Retype every entry word for word.

Dataset records
__________

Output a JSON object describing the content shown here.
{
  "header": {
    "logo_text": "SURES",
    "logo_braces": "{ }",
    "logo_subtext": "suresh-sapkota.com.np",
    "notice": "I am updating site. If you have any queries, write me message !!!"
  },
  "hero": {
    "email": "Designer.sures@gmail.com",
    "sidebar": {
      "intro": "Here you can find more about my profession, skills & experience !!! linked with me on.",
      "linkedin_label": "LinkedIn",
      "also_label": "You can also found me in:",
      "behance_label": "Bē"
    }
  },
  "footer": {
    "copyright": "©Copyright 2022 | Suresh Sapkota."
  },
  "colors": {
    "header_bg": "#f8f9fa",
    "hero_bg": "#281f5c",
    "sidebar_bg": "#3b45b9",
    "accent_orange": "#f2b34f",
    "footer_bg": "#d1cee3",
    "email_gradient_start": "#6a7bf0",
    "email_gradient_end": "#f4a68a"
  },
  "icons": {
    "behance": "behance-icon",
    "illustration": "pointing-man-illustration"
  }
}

__________

◆ **Solution**
Output a JSON object describing the content shown here.
{
  "header": {
    "logo_text": "SURES",
    "logo_braces": "{ }",
    "logo_subtext": "suresh-sapkota.com.np",
    "notice": "I am updating site. If you have any queries, write me message !!!"
  },
  "hero": {
    "email": "Designer.sures@gmail.com",
    "sidebar": {
      "intro": "Here you can find more about my profession, skills & experience !!! linked with me on.",
      "linkedin_label": "LinkedIn",
      "also_label": "You can also found me in:",
      "behance_label": "Bē"
    }
  },
  "footer": {
    "copyright": "©Copyright 2022 | Suresh Sapkota."
  },
  "colors": {
    "header_bg": "#f8f9fa",
    "hero_bg": "#281f5c",
    "sidebar_bg": "#3b45b9",
    "accent_orange": "#f2b34f",
    "footer_bg": "#d1cee3",
    "email_gradient_start": "#6a7bf0",
    "email_gradient_end": "#f4a68a"
  },
  "icons": {
    "behance": "behance-icon",
    "illustration": "pointing-man-illustration"
  }
}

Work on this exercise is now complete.